• [READING PASSAGE]:
(begin)

# ADC work....what do I charge ??



## On a call (Mar 3, 2010)

I never have charged for this so I have no idea what to do ??? I have been called to elliminate a beaver collony on a stream in a subdivision. They are larger home with about 1 - 2 acer lots. Anyhow the beaver are cutting up trees ( not landscape but those allong the creek) and have a dam. Guessing there might be 6 or so. Beaver are still in season...but I have thoughts of the kids in the area taking trapps and etc.

Have any thoughts...thanks !!


----------



## tjc1230 (Mar 3, 2010)

I've done ADC for 26 yrs. First you have to find what your region tolerates. What i charge here may be way off to what you can charge there. As for the kids , yep they are promlems. Set at dusk and pull them at first light. Do not trap on weekends. This usually skirts the kid problem. Good luck.


----------



## catcapper (Feb 11, 2010)

(end)

Spatial annotation entries:
(begin)

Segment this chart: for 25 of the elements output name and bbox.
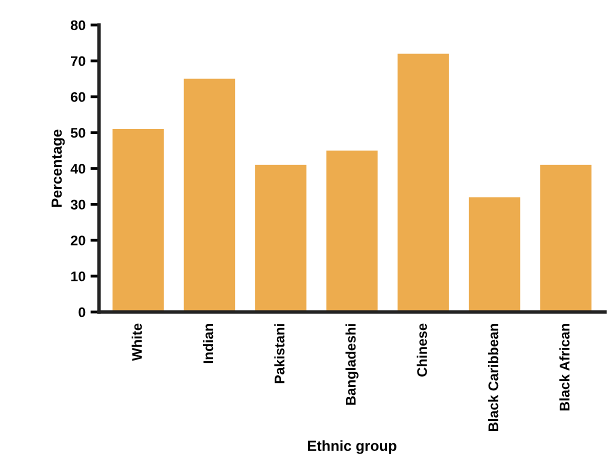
x-tick-label: Chinese: [416, 324, 427, 377]
y-tick-label: 50: [70, 128, 86, 138]
y-tick-label: 20: [70, 236, 86, 246]
x-tick-label: White: [132, 324, 142, 361]
y-tick-label: 0: [78, 307, 86, 318]
bar: [398, 54, 449, 312]
bar: [112, 129, 164, 312]
y-tick-label: 30: [70, 200, 86, 210]
x-tick-label: Pakistani: [274, 324, 284, 384]
y-axis-title: Percentage: [52, 130, 65, 207]
x-tick-label: Bangladeshi: [345, 324, 359, 405]
y-tick-label: 40: [70, 164, 86, 174]
x-tick-label: Black African: [559, 324, 570, 410]
bar: [326, 150, 378, 312]
y-tick-label: 80: [70, 20, 86, 30]
y-tick-label: 60: [70, 92, 86, 102]
x-tick-label: Indian: [202, 324, 214, 364]
x-axis-title: Ethnic group: [308, 440, 396, 454]
bar: [255, 164, 306, 312]
bar: [540, 164, 592, 312]
bar: [184, 78, 236, 312]
bar: [468, 197, 520, 312]
y-tick-label: 10: [71, 271, 86, 282]
x-tick-label: Black Caribbean: [488, 324, 498, 432]
y-tick-label: 70: [70, 56, 86, 66]
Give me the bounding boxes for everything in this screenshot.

(end)

• [PROBLEMS TO SOLVE]:
A - Render this sentence from the beaver-control thread into Spanish: "First you have to find what your region tolerates."
B - Resume the beaver-control thread from the point at which it stops.
The records are not needed for this work.

• [RESPONSES IN ORDER]:
A - Primero tiene que averiguar qué tolera su región.

B -
Most Nuisance Wildlife Control Operators (NWCO) prefer to bid Beaver jobs. You have to figure time (what you want to be payed per hr for your experience and equipment) and your travel expenses. Most bid jobs will have a set price for the first week and a lower set price for the second & third weeks. You'll probably remove all the target animals in a small colony in the first week, but an operator needs to leave some traps on site a week longer to make sure the colony has been removed completely. Clients tend to get pissy if you pull your traps in a week and the next day they see a Beaver out cruising thier pond. Remember---your doing a payed job for someone,and it needs to be do 100 percent. Go get'em.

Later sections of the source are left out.